Exercise details: In the records below, pick out all lines containing the word "linfoides".

Record excerpts:
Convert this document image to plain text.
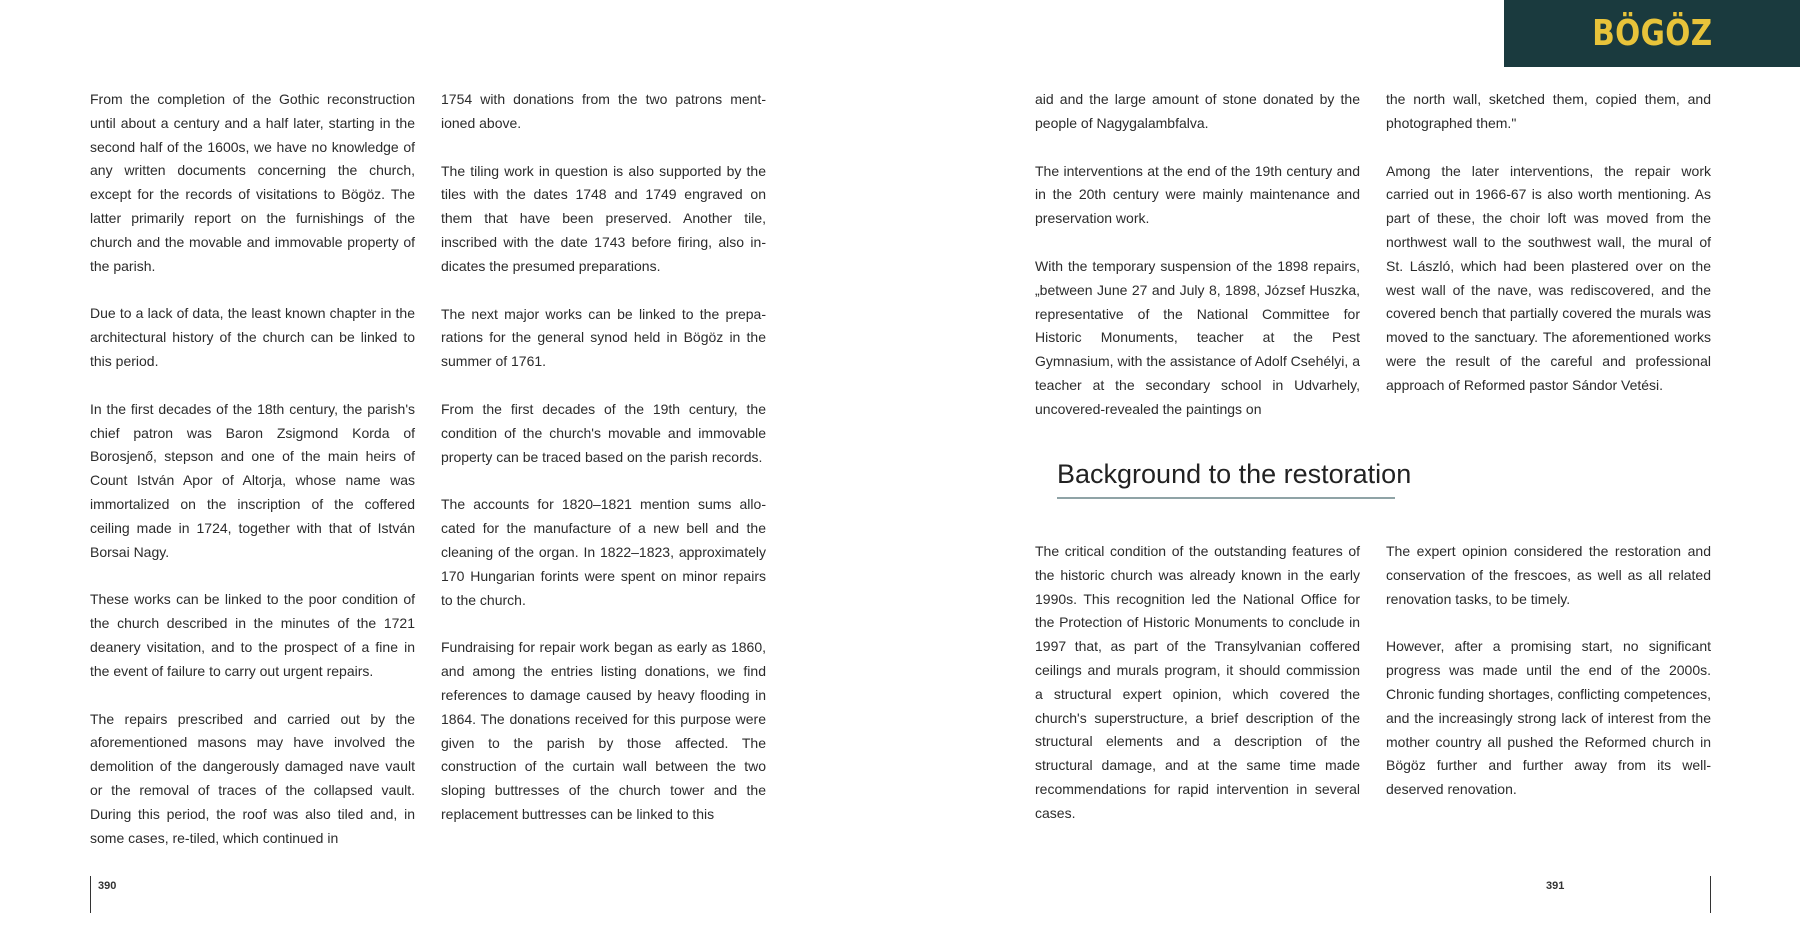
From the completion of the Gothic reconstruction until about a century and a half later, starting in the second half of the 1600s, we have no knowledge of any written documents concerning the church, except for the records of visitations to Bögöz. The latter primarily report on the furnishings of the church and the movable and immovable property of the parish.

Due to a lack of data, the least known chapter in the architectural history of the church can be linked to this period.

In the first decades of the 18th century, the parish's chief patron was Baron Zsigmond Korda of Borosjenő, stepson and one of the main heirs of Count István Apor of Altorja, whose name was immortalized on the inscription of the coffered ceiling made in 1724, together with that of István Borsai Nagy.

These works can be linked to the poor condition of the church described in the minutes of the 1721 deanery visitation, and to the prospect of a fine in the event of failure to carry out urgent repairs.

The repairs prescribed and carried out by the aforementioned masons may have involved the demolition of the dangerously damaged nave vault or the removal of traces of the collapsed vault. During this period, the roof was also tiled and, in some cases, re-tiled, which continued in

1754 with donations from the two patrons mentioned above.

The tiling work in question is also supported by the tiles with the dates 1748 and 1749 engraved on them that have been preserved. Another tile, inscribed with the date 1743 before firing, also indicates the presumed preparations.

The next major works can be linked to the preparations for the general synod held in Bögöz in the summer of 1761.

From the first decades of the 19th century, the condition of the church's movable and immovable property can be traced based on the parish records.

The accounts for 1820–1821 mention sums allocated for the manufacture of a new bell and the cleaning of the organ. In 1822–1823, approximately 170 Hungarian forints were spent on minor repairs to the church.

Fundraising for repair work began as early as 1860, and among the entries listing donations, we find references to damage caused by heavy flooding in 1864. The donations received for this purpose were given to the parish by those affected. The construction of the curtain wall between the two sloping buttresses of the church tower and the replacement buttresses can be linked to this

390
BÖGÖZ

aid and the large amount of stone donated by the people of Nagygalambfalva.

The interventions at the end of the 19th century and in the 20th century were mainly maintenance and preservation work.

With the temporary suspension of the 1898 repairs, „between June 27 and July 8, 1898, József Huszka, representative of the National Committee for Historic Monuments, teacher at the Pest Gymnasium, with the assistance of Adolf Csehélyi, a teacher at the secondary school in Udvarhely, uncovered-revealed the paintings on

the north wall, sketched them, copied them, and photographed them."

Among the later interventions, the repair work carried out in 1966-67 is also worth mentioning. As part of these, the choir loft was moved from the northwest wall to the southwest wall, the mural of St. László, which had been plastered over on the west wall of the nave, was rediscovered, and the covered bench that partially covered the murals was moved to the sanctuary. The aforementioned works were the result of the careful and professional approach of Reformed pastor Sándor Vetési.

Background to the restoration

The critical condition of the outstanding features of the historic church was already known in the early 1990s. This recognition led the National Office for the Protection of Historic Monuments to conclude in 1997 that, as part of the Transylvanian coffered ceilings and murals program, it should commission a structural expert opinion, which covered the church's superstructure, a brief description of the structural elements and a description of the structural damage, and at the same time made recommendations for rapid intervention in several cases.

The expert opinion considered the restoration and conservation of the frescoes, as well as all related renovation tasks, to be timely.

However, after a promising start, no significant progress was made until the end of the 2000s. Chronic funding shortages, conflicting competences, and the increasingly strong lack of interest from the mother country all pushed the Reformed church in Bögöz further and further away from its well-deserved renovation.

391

...

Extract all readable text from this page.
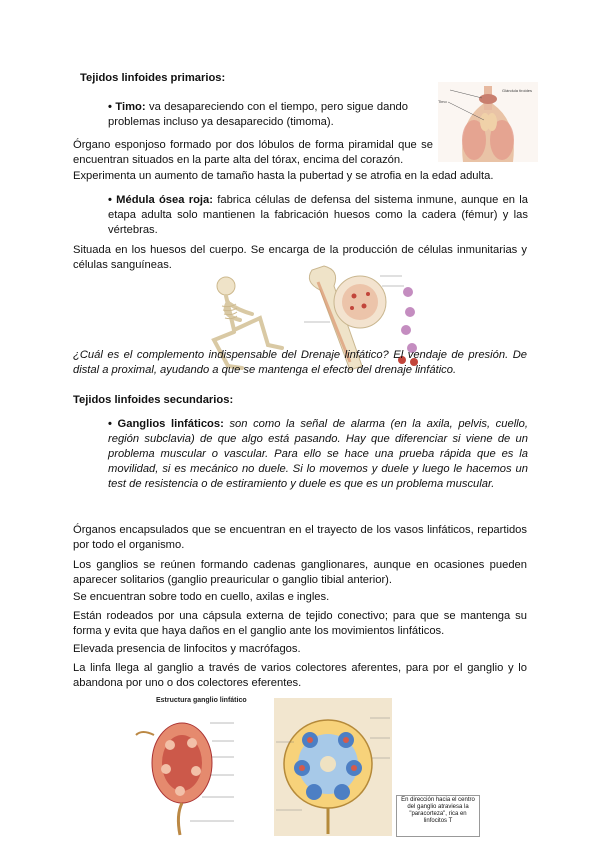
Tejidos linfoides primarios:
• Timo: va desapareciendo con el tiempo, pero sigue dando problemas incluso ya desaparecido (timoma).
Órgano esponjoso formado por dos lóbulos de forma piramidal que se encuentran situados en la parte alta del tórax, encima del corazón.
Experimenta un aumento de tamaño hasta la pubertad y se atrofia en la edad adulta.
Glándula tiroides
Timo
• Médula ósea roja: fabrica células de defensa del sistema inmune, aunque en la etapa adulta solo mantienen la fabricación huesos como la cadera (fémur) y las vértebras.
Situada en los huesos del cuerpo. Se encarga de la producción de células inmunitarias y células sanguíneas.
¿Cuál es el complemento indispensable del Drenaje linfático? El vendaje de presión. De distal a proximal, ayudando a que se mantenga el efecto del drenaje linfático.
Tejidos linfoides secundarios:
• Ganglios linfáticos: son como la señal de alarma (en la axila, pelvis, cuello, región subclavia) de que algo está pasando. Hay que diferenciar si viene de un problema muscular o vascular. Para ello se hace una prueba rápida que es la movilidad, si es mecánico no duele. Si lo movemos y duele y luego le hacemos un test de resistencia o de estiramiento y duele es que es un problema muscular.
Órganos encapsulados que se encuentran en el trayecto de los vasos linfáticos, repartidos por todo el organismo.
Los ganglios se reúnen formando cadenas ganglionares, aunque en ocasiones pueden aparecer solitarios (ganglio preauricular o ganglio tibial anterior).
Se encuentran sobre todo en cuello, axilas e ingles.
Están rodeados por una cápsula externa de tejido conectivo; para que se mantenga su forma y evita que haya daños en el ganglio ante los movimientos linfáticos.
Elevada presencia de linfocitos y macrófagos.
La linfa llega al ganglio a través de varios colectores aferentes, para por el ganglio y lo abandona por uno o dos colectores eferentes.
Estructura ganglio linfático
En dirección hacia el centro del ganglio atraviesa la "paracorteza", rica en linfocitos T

The reply:
Tejidos linfoides primarios:
Tejidos linfoides secundarios:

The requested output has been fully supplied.